_Task to carry out_: Repeat each record below exactly, dropping the pictures.

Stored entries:
◇ ◇ ◇ ◇ ◇

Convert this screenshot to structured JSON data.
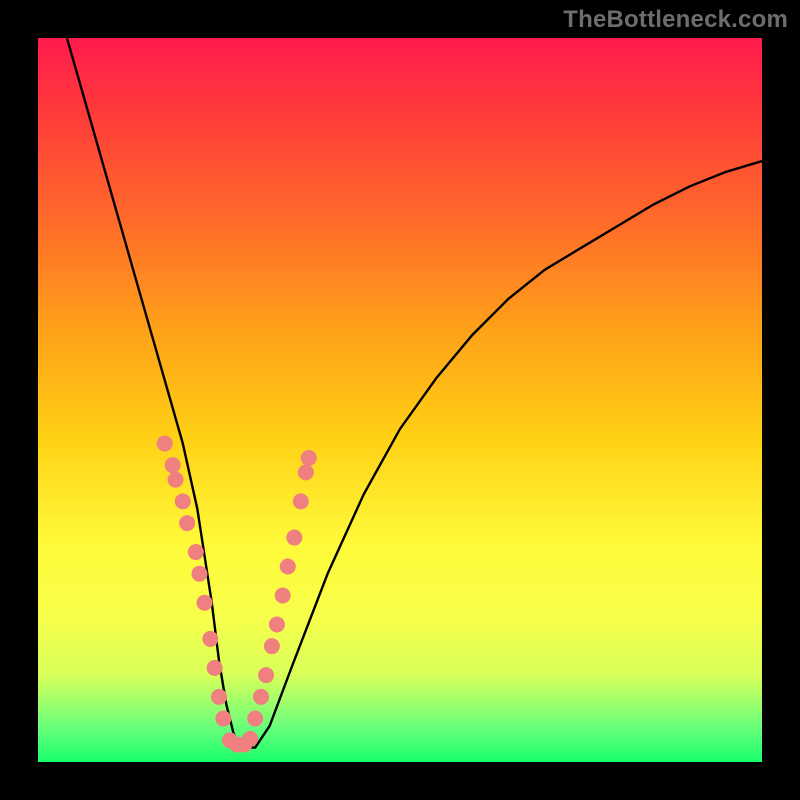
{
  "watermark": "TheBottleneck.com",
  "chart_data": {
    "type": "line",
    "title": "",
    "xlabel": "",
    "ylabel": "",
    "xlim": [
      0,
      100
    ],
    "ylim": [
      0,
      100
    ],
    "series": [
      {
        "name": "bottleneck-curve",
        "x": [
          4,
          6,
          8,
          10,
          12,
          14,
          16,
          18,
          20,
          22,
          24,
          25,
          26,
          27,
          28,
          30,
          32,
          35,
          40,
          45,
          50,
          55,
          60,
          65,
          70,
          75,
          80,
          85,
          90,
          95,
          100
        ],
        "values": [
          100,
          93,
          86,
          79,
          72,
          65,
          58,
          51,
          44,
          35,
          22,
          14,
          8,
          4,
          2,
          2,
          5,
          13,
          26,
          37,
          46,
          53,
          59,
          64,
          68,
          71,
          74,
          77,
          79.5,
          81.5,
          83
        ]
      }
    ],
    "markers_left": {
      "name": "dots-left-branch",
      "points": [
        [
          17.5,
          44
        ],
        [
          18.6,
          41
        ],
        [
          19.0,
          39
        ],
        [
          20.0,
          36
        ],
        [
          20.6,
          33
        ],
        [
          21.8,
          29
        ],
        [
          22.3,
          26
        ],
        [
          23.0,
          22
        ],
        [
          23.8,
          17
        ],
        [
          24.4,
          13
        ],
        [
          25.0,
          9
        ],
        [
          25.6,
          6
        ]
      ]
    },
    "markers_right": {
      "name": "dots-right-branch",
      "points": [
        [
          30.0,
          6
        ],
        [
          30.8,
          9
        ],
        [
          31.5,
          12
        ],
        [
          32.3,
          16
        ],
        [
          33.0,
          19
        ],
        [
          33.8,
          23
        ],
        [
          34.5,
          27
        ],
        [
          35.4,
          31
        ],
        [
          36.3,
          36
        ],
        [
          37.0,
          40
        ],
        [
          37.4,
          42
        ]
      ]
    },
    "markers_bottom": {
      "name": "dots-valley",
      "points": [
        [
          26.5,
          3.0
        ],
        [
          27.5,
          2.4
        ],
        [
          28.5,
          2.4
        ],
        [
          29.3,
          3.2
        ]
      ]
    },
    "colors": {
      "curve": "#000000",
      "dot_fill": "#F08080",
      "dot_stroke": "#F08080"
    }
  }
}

◇ ◇ ◇ ◇ ◇

_Solution for this problem_:
Convert this screenshot to structured JSON data.
{
  "watermark": "TheBottleneck.com",
  "chart_data": {
    "type": "line",
    "title": "",
    "xlabel": "",
    "ylabel": "",
    "xlim": [
      0,
      100
    ],
    "ylim": [
      0,
      100
    ],
    "series": [
      {
        "name": "bottleneck-curve",
        "x": [
          4,
          6,
          8,
          10,
          12,
          14,
          16,
          18,
          20,
          22,
          24,
          25,
          26,
          27,
          28,
          30,
          32,
          35,
          40,
          45,
          50,
          55,
          60,
          65,
          70,
          75,
          80,
          85,
          90,
          95,
          100
        ],
        "values": [
          100,
          93,
          86,
          79,
          72,
          65,
          58,
          51,
          44,
          35,
          22,
          14,
          8,
          4,
          2,
          2,
          5,
          13,
          26,
          37,
          46,
          53,
          59,
          64,
          68,
          71,
          74,
          77,
          79.5,
          81.5,
          83
        ]
      }
    ],
    "markers_left": {
      "name": "dots-left-branch",
      "points": [
        [
          17.5,
          44
        ],
        [
          18.6,
          41
        ],
        [
          19.0,
          39
        ],
        [
          20.0,
          36
        ],
        [
          20.6,
          33
        ],
        [
          21.8,
          29
        ],
        [
          22.3,
          26
        ],
        [
          23.0,
          22
        ],
        [
          23.8,
          17
        ],
        [
          24.4,
          13
        ],
        [
          25.0,
          9
        ],
        [
          25.6,
          6
        ]
      ]
    },
    "markers_right": {
      "name": "dots-right-branch",
      "points": [
        [
          30.0,
          6
        ],
        [
          30.8,
          9
        ],
        [
          31.5,
          12
        ],
        [
          32.3,
          16
        ],
        [
          33.0,
          19
        ],
        [
          33.8,
          23
        ],
        [
          34.5,
          27
        ],
        [
          35.4,
          31
        ],
        [
          36.3,
          36
        ],
        [
          37.0,
          40
        ],
        [
          37.4,
          42
        ]
      ]
    },
    "markers_bottom": {
      "name": "dots-valley",
      "points": [
        [
          26.5,
          3.0
        ],
        [
          27.5,
          2.4
        ],
        [
          28.5,
          2.4
        ],
        [
          29.3,
          3.2
        ]
      ]
    },
    "colors": {
      "curve": "#000000",
      "dot_fill": "#F08080",
      "dot_stroke": "#F08080"
    }
  }
}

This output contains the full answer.